Data tied to figure images —
--------------------------------------------------

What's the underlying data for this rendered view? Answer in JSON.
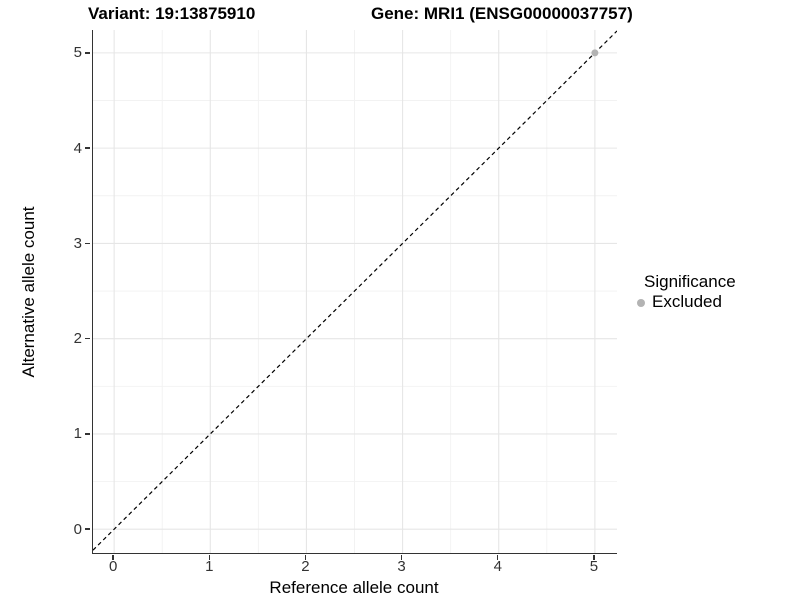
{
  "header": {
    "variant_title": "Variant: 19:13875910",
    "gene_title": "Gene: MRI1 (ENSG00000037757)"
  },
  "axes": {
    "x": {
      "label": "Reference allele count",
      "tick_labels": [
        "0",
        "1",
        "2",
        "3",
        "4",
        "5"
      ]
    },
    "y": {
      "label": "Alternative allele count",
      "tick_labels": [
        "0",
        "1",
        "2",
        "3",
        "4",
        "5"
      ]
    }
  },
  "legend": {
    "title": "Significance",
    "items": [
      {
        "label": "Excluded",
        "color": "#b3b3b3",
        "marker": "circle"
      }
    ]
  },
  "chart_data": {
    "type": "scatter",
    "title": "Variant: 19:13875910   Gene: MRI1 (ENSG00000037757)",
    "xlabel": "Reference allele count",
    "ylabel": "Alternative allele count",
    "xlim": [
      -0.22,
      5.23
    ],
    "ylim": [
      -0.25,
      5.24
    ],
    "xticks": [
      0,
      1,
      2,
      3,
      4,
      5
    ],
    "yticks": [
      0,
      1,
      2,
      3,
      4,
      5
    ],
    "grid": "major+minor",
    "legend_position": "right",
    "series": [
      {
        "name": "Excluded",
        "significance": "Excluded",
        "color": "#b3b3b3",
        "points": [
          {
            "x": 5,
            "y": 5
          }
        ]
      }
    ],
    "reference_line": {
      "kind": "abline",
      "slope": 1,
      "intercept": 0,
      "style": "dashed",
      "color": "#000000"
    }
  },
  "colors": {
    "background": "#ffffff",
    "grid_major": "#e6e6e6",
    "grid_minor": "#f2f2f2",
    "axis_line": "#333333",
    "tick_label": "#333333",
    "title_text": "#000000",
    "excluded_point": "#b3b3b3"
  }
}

--------------------------------------------------

Task — Working from the lines above, reproduce the material exactly and exclude its pictures.

Exercise output —
What's the underlying data for this rendered view? Answer in JSON.
{
  "header": {
    "variant_title": "Variant: 19:13875910",
    "gene_title": "Gene: MRI1 (ENSG00000037757)"
  },
  "axes": {
    "x": {
      "label": "Reference allele count",
      "tick_labels": [
        "0",
        "1",
        "2",
        "3",
        "4",
        "5"
      ]
    },
    "y": {
      "label": "Alternative allele count",
      "tick_labels": [
        "0",
        "1",
        "2",
        "3",
        "4",
        "5"
      ]
    }
  },
  "legend": {
    "title": "Significance",
    "items": [
      {
        "label": "Excluded",
        "color": "#b3b3b3",
        "marker": "circle"
      }
    ]
  },
  "chart_data": {
    "type": "scatter",
    "title": "Variant: 19:13875910   Gene: MRI1 (ENSG00000037757)",
    "xlabel": "Reference allele count",
    "ylabel": "Alternative allele count",
    "xlim": [
      -0.22,
      5.23
    ],
    "ylim": [
      -0.25,
      5.24
    ],
    "xticks": [
      0,
      1,
      2,
      3,
      4,
      5
    ],
    "yticks": [
      0,
      1,
      2,
      3,
      4,
      5
    ],
    "grid": "major+minor",
    "legend_position": "right",
    "series": [
      {
        "name": "Excluded",
        "significance": "Excluded",
        "color": "#b3b3b3",
        "points": [
          {
            "x": 5,
            "y": 5
          }
        ]
      }
    ],
    "reference_line": {
      "kind": "abline",
      "slope": 1,
      "intercept": 0,
      "style": "dashed",
      "color": "#000000"
    }
  },
  "colors": {
    "background": "#ffffff",
    "grid_major": "#e6e6e6",
    "grid_minor": "#f2f2f2",
    "axis_line": "#333333",
    "tick_label": "#333333",
    "title_text": "#000000",
    "excluded_point": "#b3b3b3"
  }
}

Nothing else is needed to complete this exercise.